> _OBJECTIVE_:
Reproduce all of the material below word for word and line for line. Leave the pictures out of your answer.

___ DATASET RECORDS

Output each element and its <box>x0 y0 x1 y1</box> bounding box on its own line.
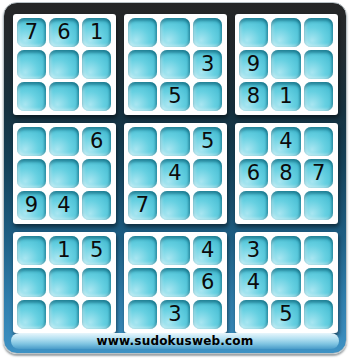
cell-r2c6[interactable]: 3 <box>193 50 223 79</box>
cell-r4c8[interactable]: 4 <box>271 127 301 156</box>
cell-r6c7[interactable] <box>239 191 269 220</box>
cell-r1c4[interactable] <box>128 18 158 47</box>
cell-r6c6[interactable] <box>193 191 223 220</box>
cell-r1c2[interactable]: 6 <box>49 18 79 47</box>
cell-r7c6[interactable]: 4 <box>193 236 223 265</box>
cell-r5c4[interactable] <box>128 159 158 188</box>
cell-r9c6[interactable] <box>193 300 223 329</box>
cell-r1c7[interactable] <box>239 18 269 47</box>
cell-r9c5[interactable]: 3 <box>160 300 190 329</box>
site-url[interactable]: www.sudokusweb.com <box>11 333 339 349</box>
cell-r7c9[interactable] <box>304 236 334 265</box>
cell-r9c1[interactable] <box>17 300 47 329</box>
cell-r3c5[interactable]: 5 <box>160 82 190 111</box>
cell-r3c7[interactable]: 8 <box>239 82 269 111</box>
cell-r4c9[interactable] <box>304 127 334 156</box>
cell-r8c9[interactable] <box>304 268 334 297</box>
cell-r4c6[interactable]: 5 <box>193 127 223 156</box>
cell-r8c6[interactable]: 6 <box>193 268 223 297</box>
box-1: 761 <box>13 14 116 115</box>
box-8: 463 <box>124 232 227 333</box>
cell-r5c9[interactable]: 7 <box>304 159 334 188</box>
cell-r4c5[interactable] <box>160 127 190 156</box>
cell-r5c8[interactable]: 8 <box>271 159 301 188</box>
cell-r3c8[interactable]: 1 <box>271 82 301 111</box>
sudoku-board-boxes: 76135981694547468715463345 <box>4 14 346 333</box>
cell-r9c9[interactable] <box>304 300 334 329</box>
cell-r6c1[interactable]: 9 <box>17 191 47 220</box>
cell-r7c3[interactable]: 5 <box>82 236 112 265</box>
cell-r1c8[interactable] <box>271 18 301 47</box>
cell-r1c9[interactable] <box>304 18 334 47</box>
cell-r5c2[interactable] <box>49 159 79 188</box>
cell-r1c6[interactable] <box>193 18 223 47</box>
cell-r7c1[interactable] <box>17 236 47 265</box>
cell-r1c3[interactable]: 1 <box>82 18 112 47</box>
cell-r8c8[interactable] <box>271 268 301 297</box>
cell-r8c7[interactable]: 4 <box>239 268 269 297</box>
cell-r9c7[interactable] <box>239 300 269 329</box>
cell-r5c3[interactable] <box>82 159 112 188</box>
cell-r1c5[interactable] <box>160 18 190 47</box>
box-2: 35 <box>124 14 227 115</box>
cell-r2c2[interactable] <box>49 50 79 79</box>
cell-r2c4[interactable] <box>128 50 158 79</box>
cell-r2c1[interactable] <box>17 50 47 79</box>
cell-r5c6[interactable] <box>193 159 223 188</box>
cell-r4c4[interactable] <box>128 127 158 156</box>
box-9: 345 <box>235 232 338 333</box>
cell-r7c8[interactable] <box>271 236 301 265</box>
cell-r9c4[interactable] <box>128 300 158 329</box>
cell-r5c7[interactable]: 6 <box>239 159 269 188</box>
cell-r3c4[interactable] <box>128 82 158 111</box>
sudoku-board: 76135981694547468715463345 www.sudokuswe… <box>3 2 347 354</box>
box-7: 15 <box>13 232 116 333</box>
cell-r4c7[interactable] <box>239 127 269 156</box>
cell-r6c2[interactable]: 4 <box>49 191 79 220</box>
cell-r2c5[interactable] <box>160 50 190 79</box>
cell-r2c9[interactable] <box>304 50 334 79</box>
cell-r6c9[interactable] <box>304 191 334 220</box>
cell-r3c1[interactable] <box>17 82 47 111</box>
cell-r8c3[interactable] <box>82 268 112 297</box>
cell-r3c9[interactable] <box>304 82 334 111</box>
cell-r6c8[interactable] <box>271 191 301 220</box>
box-5: 547 <box>124 123 227 224</box>
cell-r2c3[interactable] <box>82 50 112 79</box>
cell-r8c1[interactable] <box>17 268 47 297</box>
cell-r7c2[interactable]: 1 <box>49 236 79 265</box>
cell-r6c4[interactable]: 7 <box>128 191 158 220</box>
cell-r4c1[interactable] <box>17 127 47 156</box>
cell-r9c2[interactable] <box>49 300 79 329</box>
cell-r5c1[interactable] <box>17 159 47 188</box>
cell-r7c4[interactable] <box>128 236 158 265</box>
cell-r2c7[interactable]: 9 <box>239 50 269 79</box>
cell-r3c3[interactable] <box>82 82 112 111</box>
cell-r2c8[interactable] <box>271 50 301 79</box>
cell-r6c3[interactable] <box>82 191 112 220</box>
box-4: 694 <box>13 123 116 224</box>
box-6: 4687 <box>235 123 338 224</box>
cell-r9c3[interactable] <box>82 300 112 329</box>
cell-r8c2[interactable] <box>49 268 79 297</box>
cell-r9c8[interactable]: 5 <box>271 300 301 329</box>
cell-r3c2[interactable] <box>49 82 79 111</box>
box-3: 981 <box>235 14 338 115</box>
cell-r8c5[interactable] <box>160 268 190 297</box>
cell-r7c7[interactable]: 3 <box>239 236 269 265</box>
cell-r4c2[interactable] <box>49 127 79 156</box>
cell-r6c5[interactable] <box>160 191 190 220</box>
cell-r8c4[interactable] <box>128 268 158 297</box>
cell-r7c5[interactable] <box>160 236 190 265</box>
cell-r5c5[interactable]: 4 <box>160 159 190 188</box>
cell-r1c1[interactable]: 7 <box>17 18 47 47</box>
cell-r4c3[interactable]: 6 <box>82 127 112 156</box>
cell-r3c6[interactable] <box>193 82 223 111</box>
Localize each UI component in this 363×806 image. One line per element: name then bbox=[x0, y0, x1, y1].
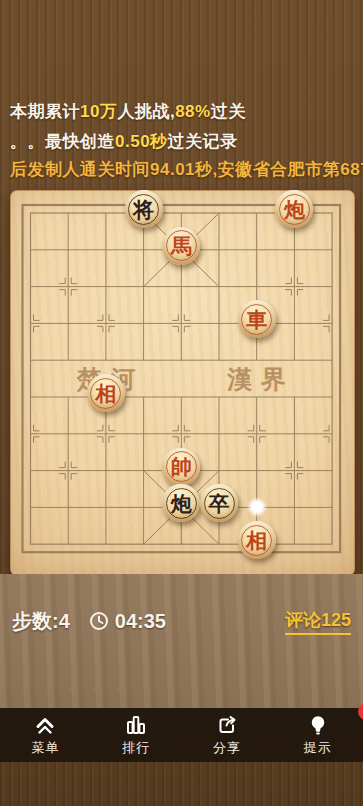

______

> _ANSWER TO THE PROBLEM_:
Output each element and its <box>x0 y0 x1 y1</box> bounding box on its own line.
cell-r2c6[interactable]: 3 <box>193 50 223 79</box>
cell-r4c8[interactable]: 4 <box>271 127 301 156</box>
cell-r6c7[interactable] <box>239 191 269 220</box>
cell-r1c4[interactable] <box>128 18 158 47</box>
cell-r6c6[interactable] <box>193 191 223 220</box>
cell-r1c2[interactable]: 6 <box>49 18 79 47</box>
cell-r7c6[interactable]: 4 <box>193 236 223 265</box>
cell-r5c4[interactable] <box>128 159 158 188</box>
cell-r9c6[interactable] <box>193 300 223 329</box>
cell-r1c7[interactable] <box>239 18 269 47</box>
cell-r9c5[interactable]: 3 <box>160 300 190 329</box>
site-url[interactable]: www.sudokusweb.com <box>11 333 339 349</box>
cell-r7c9[interactable] <box>304 236 334 265</box>
cell-r9c1[interactable] <box>17 300 47 329</box>
cell-r3c5[interactable]: 5 <box>160 82 190 111</box>
cell-r3c7[interactable]: 8 <box>239 82 269 111</box>
cell-r4c9[interactable] <box>304 127 334 156</box>
cell-r8c9[interactable] <box>304 268 334 297</box>
cell-r4c6[interactable]: 5 <box>193 127 223 156</box>
cell-r8c6[interactable]: 6 <box>193 268 223 297</box>
box-1: 761 <box>13 14 116 115</box>
box-8: 463 <box>124 232 227 333</box>
cell-r5c9[interactable]: 7 <box>304 159 334 188</box>
cell-r4c5[interactable] <box>160 127 190 156</box>
cell-r5c8[interactable]: 8 <box>271 159 301 188</box>
cell-r3c8[interactable]: 1 <box>271 82 301 111</box>
sudoku-board-boxes: 76135981694547468715463345 <box>4 14 346 333</box>
cell-r9c9[interactable] <box>304 300 334 329</box>
cell-r6c1[interactable]: 9 <box>17 191 47 220</box>
cell-r7c3[interactable]: 5 <box>82 236 112 265</box>
cell-r1c8[interactable] <box>271 18 301 47</box>
cell-r1c9[interactable] <box>304 18 334 47</box>
cell-r5c2[interactable] <box>49 159 79 188</box>
cell-r1c6[interactable] <box>193 18 223 47</box>
cell-r7c1[interactable] <box>17 236 47 265</box>
cell-r1c3[interactable]: 1 <box>82 18 112 47</box>
cell-r8c8[interactable] <box>271 268 301 297</box>
cell-r8c7[interactable]: 4 <box>239 268 269 297</box>
cell-r9c7[interactable] <box>239 300 269 329</box>
cell-r5c3[interactable] <box>82 159 112 188</box>
cell-r1c5[interactable] <box>160 18 190 47</box>
box-2: 35 <box>124 14 227 115</box>
cell-r2c2[interactable] <box>49 50 79 79</box>
cell-r2c4[interactable] <box>128 50 158 79</box>
cell-r2c1[interactable] <box>17 50 47 79</box>
cell-r5c6[interactable] <box>193 159 223 188</box>
cell-r4c4[interactable] <box>128 127 158 156</box>
box-9: 345 <box>235 232 338 333</box>
cell-r7c8[interactable] <box>271 236 301 265</box>
cell-r9c4[interactable] <box>128 300 158 329</box>
cell-r5c7[interactable]: 6 <box>239 159 269 188</box>
cell-r3c4[interactable] <box>128 82 158 111</box>
sudoku-board: 76135981694547468715463345 www.sudokuswe… <box>3 2 347 354</box>
box-7: 15 <box>13 232 116 333</box>
cell-r4c7[interactable] <box>239 127 269 156</box>
cell-r6c2[interactable]: 4 <box>49 191 79 220</box>
cell-r2c5[interactable] <box>160 50 190 79</box>
cell-r2c9[interactable] <box>304 50 334 79</box>
cell-r6c9[interactable] <box>304 191 334 220</box>
cell-r3c1[interactable] <box>17 82 47 111</box>
cell-r8c3[interactable] <box>82 268 112 297</box>
cell-r3c9[interactable] <box>304 82 334 111</box>
cell-r6c8[interactable] <box>271 191 301 220</box>
box-5: 547 <box>124 123 227 224</box>
cell-r2c3[interactable] <box>82 50 112 79</box>
cell-r8c1[interactable] <box>17 268 47 297</box>
cell-r7c2[interactable]: 1 <box>49 236 79 265</box>
cell-r6c4[interactable]: 7 <box>128 191 158 220</box>
cell-r4c1[interactable] <box>17 127 47 156</box>
cell-r9c2[interactable] <box>49 300 79 329</box>
cell-r5c1[interactable] <box>17 159 47 188</box>
cell-r7c4[interactable] <box>128 236 158 265</box>
cell-r2c7[interactable]: 9 <box>239 50 269 79</box>
cell-r3c3[interactable] <box>82 82 112 111</box>
cell-r2c8[interactable] <box>271 50 301 79</box>
cell-r6c3[interactable] <box>82 191 112 220</box>
box-4: 694 <box>13 123 116 224</box>
box-6: 4687 <box>235 123 338 224</box>
cell-r9c3[interactable] <box>82 300 112 329</box>
cell-r8c2[interactable] <box>49 268 79 297</box>
cell-r9c8[interactable]: 5 <box>271 300 301 329</box>
cell-r3c2[interactable] <box>49 82 79 111</box>
box-3: 981 <box>235 14 338 115</box>
cell-r8c5[interactable] <box>160 268 190 297</box>
cell-r7c7[interactable]: 3 <box>239 236 269 265</box>
cell-r4c2[interactable] <box>49 127 79 156</box>
cell-r6c5[interactable] <box>160 191 190 220</box>
cell-r8c4[interactable] <box>128 268 158 297</box>
cell-r7c5[interactable] <box>160 236 190 265</box>
cell-r5c5[interactable]: 4 <box>160 159 190 188</box>
cell-r1c1[interactable]: 7 <box>17 18 47 47</box>
cell-r4c3[interactable]: 6 <box>82 127 112 156</box>
cell-r3c6[interactable] <box>193 82 223 111</box>
Localize each UI component in this 363×806 image. One line per element: name then bbox=[x0, y0, x1, y1].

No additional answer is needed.